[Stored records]
##############################
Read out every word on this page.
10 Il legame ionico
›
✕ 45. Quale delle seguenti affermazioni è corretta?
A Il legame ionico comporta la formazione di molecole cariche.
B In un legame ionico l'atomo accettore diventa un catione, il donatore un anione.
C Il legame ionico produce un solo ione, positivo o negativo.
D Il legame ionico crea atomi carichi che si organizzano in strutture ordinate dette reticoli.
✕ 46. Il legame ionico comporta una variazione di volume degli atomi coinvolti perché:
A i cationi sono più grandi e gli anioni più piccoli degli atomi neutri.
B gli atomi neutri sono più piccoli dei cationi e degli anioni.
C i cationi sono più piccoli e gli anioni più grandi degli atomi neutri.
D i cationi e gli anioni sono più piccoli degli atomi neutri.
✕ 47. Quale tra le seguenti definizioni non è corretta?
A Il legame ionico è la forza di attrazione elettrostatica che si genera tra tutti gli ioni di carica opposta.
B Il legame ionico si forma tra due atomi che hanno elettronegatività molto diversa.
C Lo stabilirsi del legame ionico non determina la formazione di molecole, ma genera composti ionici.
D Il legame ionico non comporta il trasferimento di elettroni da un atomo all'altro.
##############################
▶ **SHORT EXERCISE**:
Give the material above again, word for word.

▶ **FULL SOLUTION**:
Read out every word on this page.
10 Il legame ionico
›
✕ 45. Quale delle seguenti affermazioni è corretta?
A Il legame ionico comporta la formazione di molecole cariche.
B In un legame ionico l'atomo accettore diventa un catione, il donatore un anione.
C Il legame ionico produce un solo ione, positivo o negativo.
D Il legame ionico crea atomi carichi che si organizzano in strutture ordinate dette reticoli.
✕ 46. Il legame ionico comporta una variazione di volume degli atomi coinvolti perché:
A i cationi sono più grandi e gli anioni più piccoli degli atomi neutri.
B gli atomi neutri sono più piccoli dei cationi e degli anioni.
C i cationi sono più piccoli e gli anioni più grandi degli atomi neutri.
D i cationi e gli anioni sono più piccoli degli atomi neutri.
✕ 47. Quale tra le seguenti definizioni non è corretta?
A Il legame ionico è la forza di attrazione elettrostatica che si genera tra tutti gli ioni di carica opposta.
B Il legame ionico si forma tra due atomi che hanno elettronegatività molto diversa.
C Lo stabilirsi del legame ionico non determina la formazione di molecole, ma genera composti ionici.
D Il legame ionico non comporta il trasferimento di elettroni da un atomo all'altro.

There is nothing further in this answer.